* **TESTO CITATO**
================================

Secondo Adorno, anche ‘le opere d’arte sono persone’, hanno una loro dignità; ed è quanto riporta Ágnes Heller nel suo breve, ma stimolante saggio La dignità dell’opera d’arte (Castelvecchi,2017). Per la filosofa ungherese il concetto di autonomia dell’arte, fortemente sostenuto da Adorno nella sua Aesthetische Theorie (Autonomes Reich) non è sufficiente per “dare un contributo significativo alla comprensione delle opere d’arte contemporanea, come invece può fare il concetto di dignità dell’opera d’arte.” All’interno del concetto di autonomia è radicata la tendenza normativa all’universalizzazione, norme e regole che presentano il rischio di edificare una teoria ‘prescrittiva’. “Il minimalismo, ad esempio – puntualizza Heller – ha dato buoni risultati in pittura e in misura minore anche in musica. Ma la produzione letteraria minimalista è stata insufficiente e poco convincente. Eppure alcuni scrittori hanno provato a seguire la “moda”, proprio perché si riteneva fosse la moda dell’Arte”.

================================

* **COSA FARAI**
1. Nel testo citato, in quale campo la produzione minimalista è stata definita insufficiente e poco convincente?
2. Nell'elenco, rinomina "score-point-label" in "etichetta-punto" nel tratto che va dall'inizio fino alla riga che contiene "loading-arrow bbox=[180, 493, 306, 548]", estremi compresi. Riporta solo quelle righe, per il resto identiche.

================================

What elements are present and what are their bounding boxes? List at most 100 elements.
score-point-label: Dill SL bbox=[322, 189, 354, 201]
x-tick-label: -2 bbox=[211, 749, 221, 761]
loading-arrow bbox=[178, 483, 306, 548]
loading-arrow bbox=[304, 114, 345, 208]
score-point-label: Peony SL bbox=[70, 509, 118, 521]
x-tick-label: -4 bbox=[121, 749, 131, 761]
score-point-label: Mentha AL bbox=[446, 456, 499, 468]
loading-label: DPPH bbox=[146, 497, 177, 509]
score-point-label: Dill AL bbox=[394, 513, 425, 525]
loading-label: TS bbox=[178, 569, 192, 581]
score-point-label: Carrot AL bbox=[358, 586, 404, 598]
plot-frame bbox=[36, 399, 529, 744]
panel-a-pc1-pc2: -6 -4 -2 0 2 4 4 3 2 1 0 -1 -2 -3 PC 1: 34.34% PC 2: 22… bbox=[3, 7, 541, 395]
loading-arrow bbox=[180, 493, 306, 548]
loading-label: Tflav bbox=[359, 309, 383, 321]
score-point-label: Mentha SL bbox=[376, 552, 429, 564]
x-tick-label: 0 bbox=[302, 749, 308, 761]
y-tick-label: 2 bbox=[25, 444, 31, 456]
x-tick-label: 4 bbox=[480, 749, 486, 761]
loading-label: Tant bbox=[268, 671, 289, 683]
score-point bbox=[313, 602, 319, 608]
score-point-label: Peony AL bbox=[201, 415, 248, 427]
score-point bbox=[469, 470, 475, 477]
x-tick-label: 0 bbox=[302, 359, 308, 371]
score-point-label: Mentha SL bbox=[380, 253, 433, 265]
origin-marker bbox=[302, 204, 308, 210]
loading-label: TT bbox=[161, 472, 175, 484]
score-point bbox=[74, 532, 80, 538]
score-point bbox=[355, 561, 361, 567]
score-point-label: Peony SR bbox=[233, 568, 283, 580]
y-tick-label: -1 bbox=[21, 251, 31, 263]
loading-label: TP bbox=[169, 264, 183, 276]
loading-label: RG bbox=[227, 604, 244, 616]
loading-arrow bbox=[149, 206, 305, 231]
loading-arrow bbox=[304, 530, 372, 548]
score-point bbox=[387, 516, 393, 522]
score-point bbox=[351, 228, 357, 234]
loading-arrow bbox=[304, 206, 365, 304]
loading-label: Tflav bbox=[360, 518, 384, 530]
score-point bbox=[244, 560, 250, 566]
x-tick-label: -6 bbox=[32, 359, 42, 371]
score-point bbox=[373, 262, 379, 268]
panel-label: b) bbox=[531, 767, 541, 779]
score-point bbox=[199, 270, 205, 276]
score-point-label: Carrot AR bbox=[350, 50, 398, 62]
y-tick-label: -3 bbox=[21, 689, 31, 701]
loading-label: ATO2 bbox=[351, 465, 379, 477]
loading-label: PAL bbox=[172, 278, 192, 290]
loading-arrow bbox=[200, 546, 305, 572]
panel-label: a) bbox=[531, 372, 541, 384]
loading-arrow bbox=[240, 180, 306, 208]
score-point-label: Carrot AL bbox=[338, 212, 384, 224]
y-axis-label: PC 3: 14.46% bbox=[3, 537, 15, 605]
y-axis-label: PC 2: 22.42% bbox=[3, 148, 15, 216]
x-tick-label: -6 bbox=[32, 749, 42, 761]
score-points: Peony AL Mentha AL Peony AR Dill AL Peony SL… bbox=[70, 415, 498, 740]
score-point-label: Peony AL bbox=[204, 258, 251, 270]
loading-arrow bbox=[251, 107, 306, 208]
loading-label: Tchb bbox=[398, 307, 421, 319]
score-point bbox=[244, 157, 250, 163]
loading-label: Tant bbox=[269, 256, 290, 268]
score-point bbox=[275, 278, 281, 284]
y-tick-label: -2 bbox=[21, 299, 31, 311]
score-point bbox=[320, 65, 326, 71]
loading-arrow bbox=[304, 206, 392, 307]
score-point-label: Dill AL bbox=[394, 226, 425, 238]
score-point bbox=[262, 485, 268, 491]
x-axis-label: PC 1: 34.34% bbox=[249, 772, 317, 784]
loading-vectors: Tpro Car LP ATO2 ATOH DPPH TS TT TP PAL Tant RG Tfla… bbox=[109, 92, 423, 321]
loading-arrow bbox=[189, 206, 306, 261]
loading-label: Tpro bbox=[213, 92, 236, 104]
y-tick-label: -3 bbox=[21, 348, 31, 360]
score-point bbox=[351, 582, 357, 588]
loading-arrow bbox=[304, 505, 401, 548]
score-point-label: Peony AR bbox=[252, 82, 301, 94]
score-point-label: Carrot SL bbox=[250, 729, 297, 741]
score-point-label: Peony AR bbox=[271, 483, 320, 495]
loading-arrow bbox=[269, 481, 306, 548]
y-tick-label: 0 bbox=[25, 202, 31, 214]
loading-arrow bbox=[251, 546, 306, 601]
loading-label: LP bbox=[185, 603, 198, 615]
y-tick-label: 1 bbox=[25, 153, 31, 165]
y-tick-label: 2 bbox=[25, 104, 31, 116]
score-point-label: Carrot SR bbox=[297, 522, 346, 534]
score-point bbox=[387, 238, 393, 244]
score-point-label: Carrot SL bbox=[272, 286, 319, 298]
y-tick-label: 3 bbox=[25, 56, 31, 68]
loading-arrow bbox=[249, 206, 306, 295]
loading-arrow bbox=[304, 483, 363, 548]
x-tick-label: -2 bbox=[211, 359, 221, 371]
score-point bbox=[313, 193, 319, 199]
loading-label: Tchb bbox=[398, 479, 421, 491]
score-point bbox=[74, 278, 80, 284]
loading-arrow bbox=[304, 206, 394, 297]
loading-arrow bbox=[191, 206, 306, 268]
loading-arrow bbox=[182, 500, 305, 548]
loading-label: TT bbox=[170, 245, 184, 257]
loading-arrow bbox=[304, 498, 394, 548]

================================

* **LE SOLUZIONI**
1. Nella produzione letteraria.

2.
What elements are present and what are their bounding boxes? List at most 100 elements.
etichetta-punto: Dill SL bbox=[322, 189, 354, 201]
x-tick-label: -2 bbox=[211, 749, 221, 761]
loading-arrow bbox=[178, 483, 306, 548]
loading-arrow bbox=[304, 114, 345, 208]
etichetta-punto: Peony SL bbox=[70, 509, 118, 521]
x-tick-label: -4 bbox=[121, 749, 131, 761]
etichetta-punto: Mentha AL bbox=[446, 456, 499, 468]
loading-label: DPPH bbox=[146, 497, 177, 509]
etichetta-punto: Dill AL bbox=[394, 513, 425, 525]
loading-label: TS bbox=[178, 569, 192, 581]
etichetta-punto: Carrot AL bbox=[358, 586, 404, 598]
plot-frame bbox=[36, 399, 529, 744]
panel-a-pc1-pc2: -6 -4 -2 0 2 4 4 3 2 1 0 -1 -2 -3 PC 1: 34.34% PC 2: 22… bbox=[3, 7, 541, 395]
loading-arrow bbox=[180, 493, 306, 548]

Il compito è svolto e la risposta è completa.